>> Start Exercise input

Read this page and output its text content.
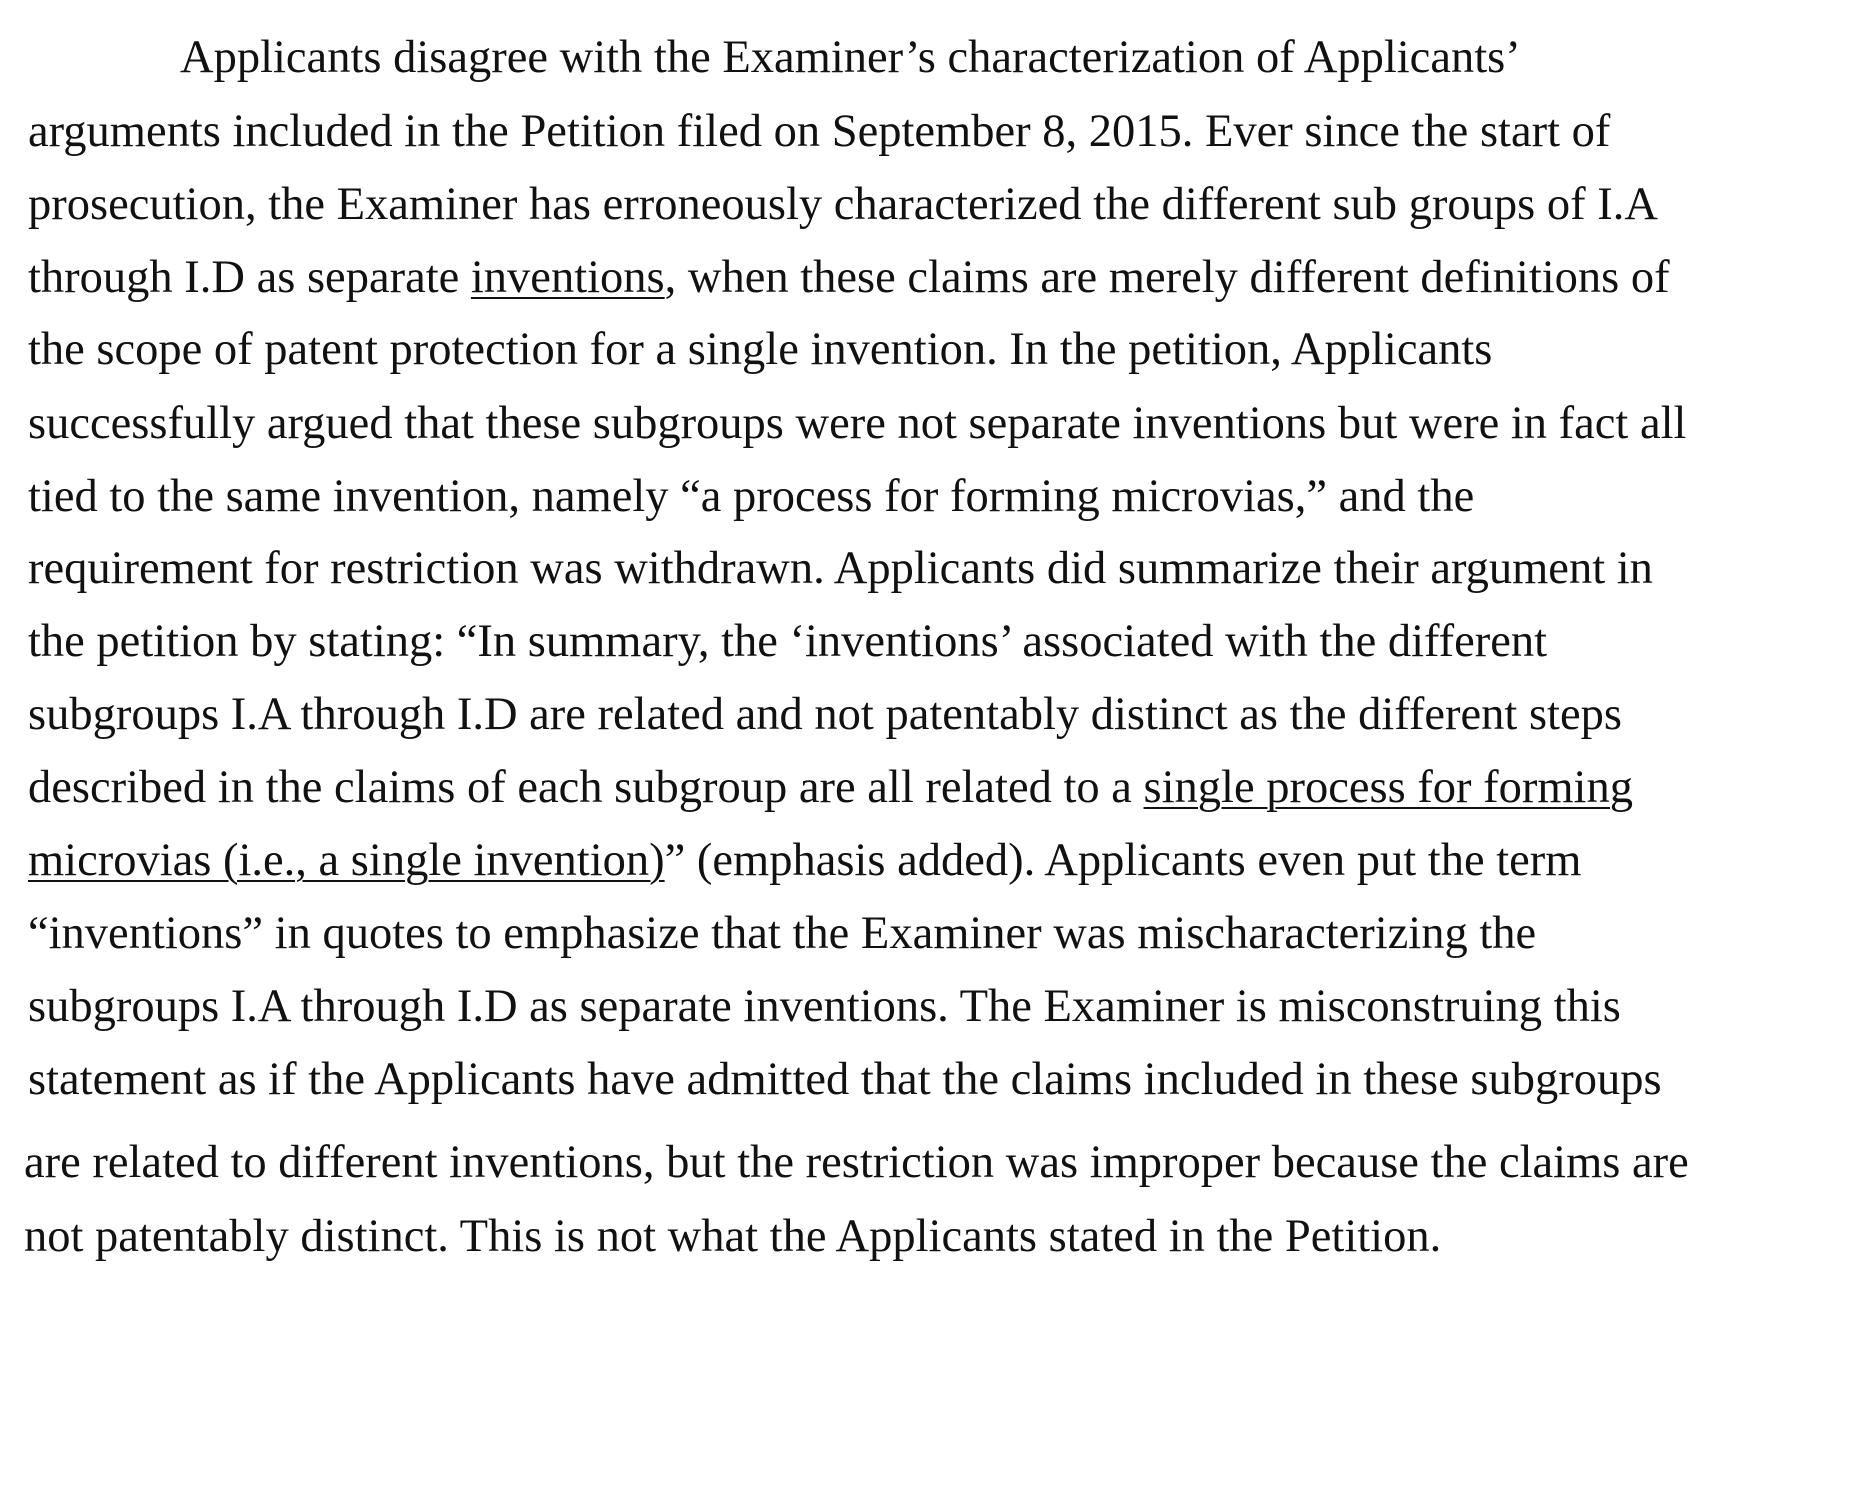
Applicants disagree with the Examiner’s characterization of Applicants’
arguments included in the Petition filed on September 8, 2015. Ever since the start of
prosecution, the Examiner has erroneously characterized the different sub groups of I.A
through I.D as separate inventions, when these claims are merely different definitions of
the scope of patent protection for a single invention. In the petition, Applicants
successfully argued that these subgroups were not separate inventions but were in fact all
tied to the same invention, namely “a process for forming microvias,” and the
requirement for restriction was withdrawn. Applicants did summarize their argument in
the petition by stating: “In summary, the ‘inventions’ associated with the different
subgroups I.A through I.D are related and not patentably distinct as the different steps
described in the claims of each subgroup are all related to a single process for forming
microvias (i.e., a single invention)” (emphasis added). Applicants even put the term
“inventions” in quotes to emphasize that the Examiner was mischaracterizing the
subgroups I.A through I.D as separate inventions. The Examiner is misconstruing this
statement as if the Applicants have admitted that the claims included in these subgroups
are related to different inventions, but the restriction was improper because the claims are
not patentably distinct. This is not what the Applicants stated in the Petition.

>> End Exercise input

→ Goal: Go through the data above and find the lines with the word "process". Copy each of those lines.

→ Response for this exercise:
tied to the same invention, namely “a process for forming microvias,” and the
described in the claims of each subgroup are all related to a single process for forming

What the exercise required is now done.